* [Your objective]: Copy out the stretch of material from the line containing "wire L2 top to bridge xyxy=(563,236,626,238)" through the line containing "svg-text:PAD1: PAD1 xyxy=(658,561,718,595)", keeping every line as it appears.

-- BEGIN --

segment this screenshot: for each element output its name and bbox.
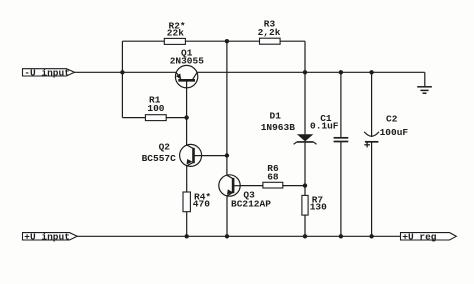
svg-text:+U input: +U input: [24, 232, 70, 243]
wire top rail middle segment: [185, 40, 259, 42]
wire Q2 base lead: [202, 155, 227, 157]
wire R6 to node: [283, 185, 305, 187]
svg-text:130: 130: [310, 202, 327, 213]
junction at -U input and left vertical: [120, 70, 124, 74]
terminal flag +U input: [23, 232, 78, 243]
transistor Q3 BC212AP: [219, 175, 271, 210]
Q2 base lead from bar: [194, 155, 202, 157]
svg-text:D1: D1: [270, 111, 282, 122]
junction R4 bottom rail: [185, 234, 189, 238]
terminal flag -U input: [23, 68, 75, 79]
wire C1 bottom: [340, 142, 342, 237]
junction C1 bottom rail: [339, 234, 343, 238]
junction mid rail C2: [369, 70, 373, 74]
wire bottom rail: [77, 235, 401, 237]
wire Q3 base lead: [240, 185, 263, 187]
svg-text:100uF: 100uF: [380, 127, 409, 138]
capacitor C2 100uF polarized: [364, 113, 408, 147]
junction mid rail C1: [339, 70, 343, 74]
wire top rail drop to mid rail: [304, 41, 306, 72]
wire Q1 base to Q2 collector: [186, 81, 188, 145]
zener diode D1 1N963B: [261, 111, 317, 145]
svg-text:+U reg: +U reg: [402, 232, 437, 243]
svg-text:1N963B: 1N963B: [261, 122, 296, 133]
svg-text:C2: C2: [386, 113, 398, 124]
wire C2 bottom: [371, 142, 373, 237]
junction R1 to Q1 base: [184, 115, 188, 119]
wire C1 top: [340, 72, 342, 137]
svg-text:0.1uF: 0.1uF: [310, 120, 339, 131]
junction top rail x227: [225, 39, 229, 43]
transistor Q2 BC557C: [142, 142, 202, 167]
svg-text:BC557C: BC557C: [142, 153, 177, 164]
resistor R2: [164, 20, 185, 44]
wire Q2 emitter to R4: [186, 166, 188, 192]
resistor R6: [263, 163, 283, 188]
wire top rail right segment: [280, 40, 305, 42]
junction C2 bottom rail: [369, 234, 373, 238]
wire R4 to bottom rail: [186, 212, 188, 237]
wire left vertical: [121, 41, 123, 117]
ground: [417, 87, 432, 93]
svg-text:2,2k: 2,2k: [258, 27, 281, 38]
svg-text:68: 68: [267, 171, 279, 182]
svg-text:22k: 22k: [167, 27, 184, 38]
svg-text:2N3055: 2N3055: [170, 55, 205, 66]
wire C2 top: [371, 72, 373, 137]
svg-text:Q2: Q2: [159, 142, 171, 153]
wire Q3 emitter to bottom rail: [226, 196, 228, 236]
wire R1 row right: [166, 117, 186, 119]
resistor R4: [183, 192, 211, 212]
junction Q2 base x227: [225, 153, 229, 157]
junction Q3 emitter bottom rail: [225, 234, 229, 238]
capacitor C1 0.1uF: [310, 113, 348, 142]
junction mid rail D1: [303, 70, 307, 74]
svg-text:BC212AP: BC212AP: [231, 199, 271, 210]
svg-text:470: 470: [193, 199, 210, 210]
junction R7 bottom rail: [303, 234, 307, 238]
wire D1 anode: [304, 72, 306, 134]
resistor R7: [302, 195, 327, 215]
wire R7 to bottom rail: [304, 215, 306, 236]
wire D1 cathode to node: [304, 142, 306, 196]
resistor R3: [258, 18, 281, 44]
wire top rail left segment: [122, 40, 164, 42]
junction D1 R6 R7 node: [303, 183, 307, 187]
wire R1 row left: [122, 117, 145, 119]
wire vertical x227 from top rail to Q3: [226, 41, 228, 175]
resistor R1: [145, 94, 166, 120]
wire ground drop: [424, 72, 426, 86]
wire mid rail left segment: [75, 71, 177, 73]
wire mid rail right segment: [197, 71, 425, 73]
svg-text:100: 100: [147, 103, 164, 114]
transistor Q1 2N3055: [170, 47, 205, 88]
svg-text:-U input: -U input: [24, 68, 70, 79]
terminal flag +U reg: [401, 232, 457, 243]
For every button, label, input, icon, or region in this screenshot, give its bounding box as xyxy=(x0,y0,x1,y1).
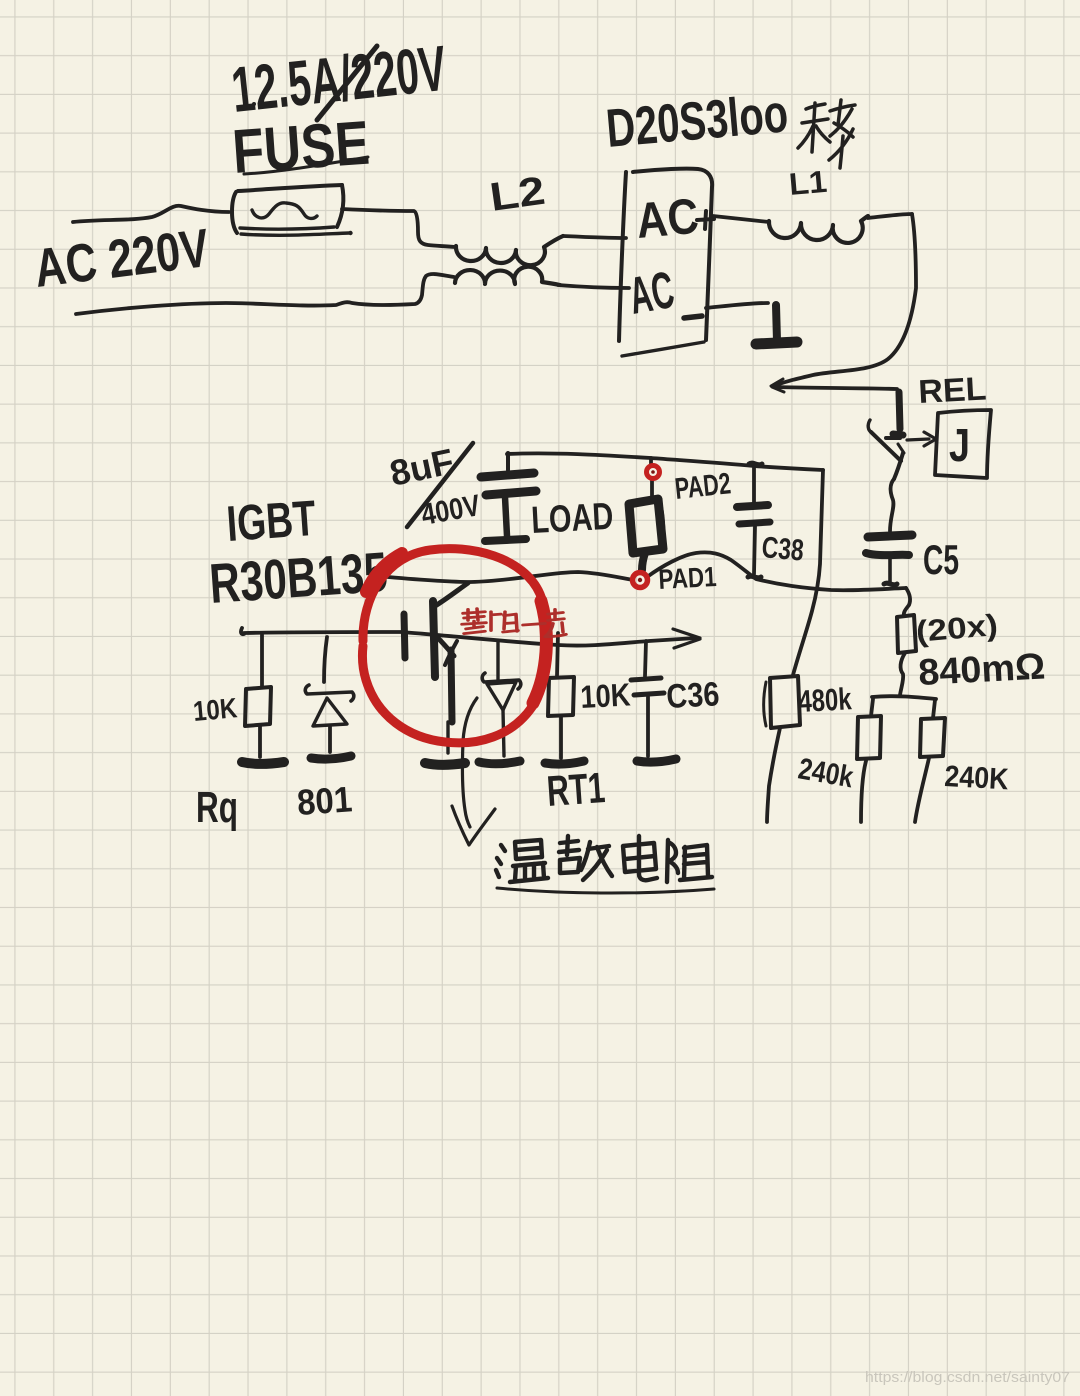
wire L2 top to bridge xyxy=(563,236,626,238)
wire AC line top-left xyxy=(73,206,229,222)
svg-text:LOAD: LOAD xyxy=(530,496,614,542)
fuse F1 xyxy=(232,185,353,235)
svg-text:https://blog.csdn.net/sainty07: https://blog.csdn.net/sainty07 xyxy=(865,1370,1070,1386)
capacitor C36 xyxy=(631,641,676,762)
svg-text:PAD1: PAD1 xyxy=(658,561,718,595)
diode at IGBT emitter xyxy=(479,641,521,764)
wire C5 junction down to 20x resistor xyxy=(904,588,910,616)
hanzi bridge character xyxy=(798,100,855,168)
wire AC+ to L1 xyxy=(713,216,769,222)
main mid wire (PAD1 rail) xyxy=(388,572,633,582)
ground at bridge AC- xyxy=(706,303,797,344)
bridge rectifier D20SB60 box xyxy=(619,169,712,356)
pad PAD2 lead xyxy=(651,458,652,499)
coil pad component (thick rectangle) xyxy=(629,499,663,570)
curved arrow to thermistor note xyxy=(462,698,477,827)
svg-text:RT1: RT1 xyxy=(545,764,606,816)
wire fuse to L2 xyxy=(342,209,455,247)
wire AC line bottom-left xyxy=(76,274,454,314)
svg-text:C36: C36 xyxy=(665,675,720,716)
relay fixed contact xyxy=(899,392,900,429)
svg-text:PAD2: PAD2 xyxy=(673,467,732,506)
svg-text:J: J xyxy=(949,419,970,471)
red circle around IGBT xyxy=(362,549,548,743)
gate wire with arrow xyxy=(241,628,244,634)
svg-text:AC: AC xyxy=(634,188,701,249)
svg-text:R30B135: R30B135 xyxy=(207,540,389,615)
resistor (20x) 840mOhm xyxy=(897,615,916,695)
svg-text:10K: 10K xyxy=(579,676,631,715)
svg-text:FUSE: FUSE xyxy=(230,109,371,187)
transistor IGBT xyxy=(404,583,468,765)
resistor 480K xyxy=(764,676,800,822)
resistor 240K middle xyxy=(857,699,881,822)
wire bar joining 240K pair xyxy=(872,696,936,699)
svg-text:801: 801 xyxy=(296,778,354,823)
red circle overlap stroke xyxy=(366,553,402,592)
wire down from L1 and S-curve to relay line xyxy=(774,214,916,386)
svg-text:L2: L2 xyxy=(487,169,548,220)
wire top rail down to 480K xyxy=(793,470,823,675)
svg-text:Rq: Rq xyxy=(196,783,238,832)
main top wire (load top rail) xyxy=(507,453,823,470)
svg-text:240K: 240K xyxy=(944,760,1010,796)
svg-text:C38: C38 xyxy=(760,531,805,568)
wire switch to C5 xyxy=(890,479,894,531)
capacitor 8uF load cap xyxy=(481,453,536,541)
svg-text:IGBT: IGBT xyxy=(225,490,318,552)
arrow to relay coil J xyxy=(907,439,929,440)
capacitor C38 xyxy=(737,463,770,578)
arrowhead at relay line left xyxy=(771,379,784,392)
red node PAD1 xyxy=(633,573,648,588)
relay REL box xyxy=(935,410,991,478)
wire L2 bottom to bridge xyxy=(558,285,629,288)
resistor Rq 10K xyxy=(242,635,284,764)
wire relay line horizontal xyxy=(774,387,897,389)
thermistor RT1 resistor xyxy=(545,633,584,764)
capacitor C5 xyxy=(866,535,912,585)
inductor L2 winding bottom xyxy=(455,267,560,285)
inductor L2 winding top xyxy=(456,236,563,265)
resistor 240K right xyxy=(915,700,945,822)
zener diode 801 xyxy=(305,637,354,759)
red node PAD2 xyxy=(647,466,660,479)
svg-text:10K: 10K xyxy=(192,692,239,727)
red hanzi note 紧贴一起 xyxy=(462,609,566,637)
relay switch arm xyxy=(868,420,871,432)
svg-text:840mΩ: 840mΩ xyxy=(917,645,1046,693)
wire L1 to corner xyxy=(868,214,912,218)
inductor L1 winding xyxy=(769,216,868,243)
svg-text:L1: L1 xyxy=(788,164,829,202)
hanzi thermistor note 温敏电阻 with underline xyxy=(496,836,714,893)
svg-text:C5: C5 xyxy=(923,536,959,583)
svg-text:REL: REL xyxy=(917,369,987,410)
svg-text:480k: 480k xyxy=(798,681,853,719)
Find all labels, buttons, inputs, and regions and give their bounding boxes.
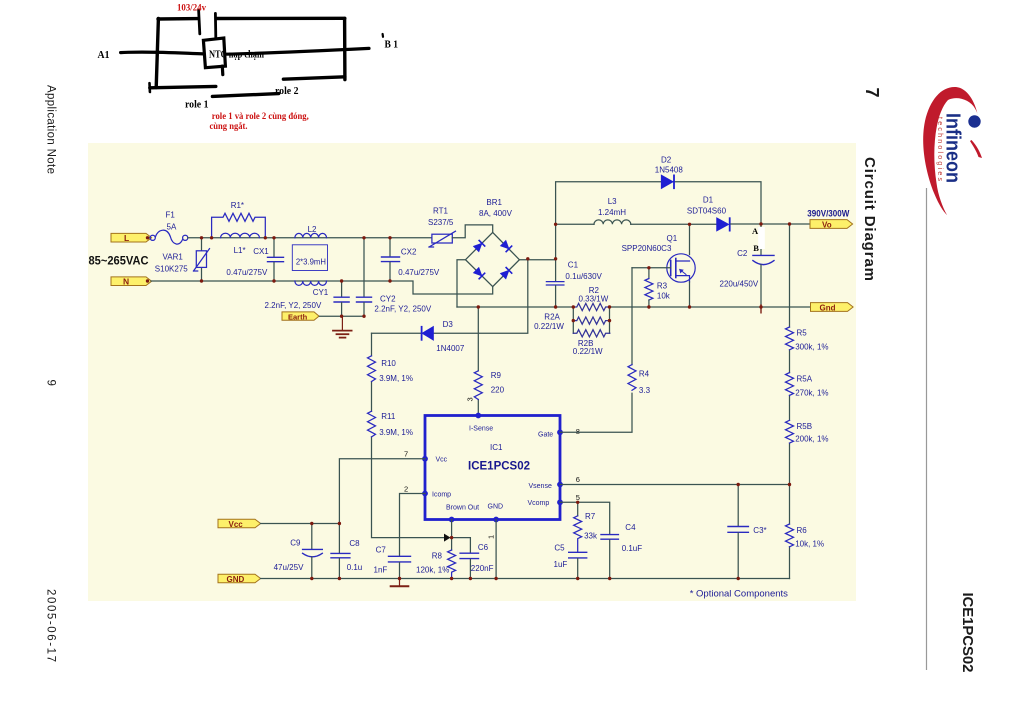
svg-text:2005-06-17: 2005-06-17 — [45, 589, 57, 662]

-- END --

* [Right answer]:
wire L2 top to bridge xyxy=(563,236,626,238)
wire AC line top-left xyxy=(73,206,229,222)
svg-text:LOAD: LOAD xyxy=(530,496,614,542)
fuse F1 xyxy=(232,185,353,235)
svg-text:https://blog.csdn.net/sainty07: https://blog.csdn.net/sainty07 xyxy=(865,1370,1070,1386)
capacitor C36 xyxy=(631,641,676,762)
svg-text:PAD1: PAD1 xyxy=(658,561,718,595)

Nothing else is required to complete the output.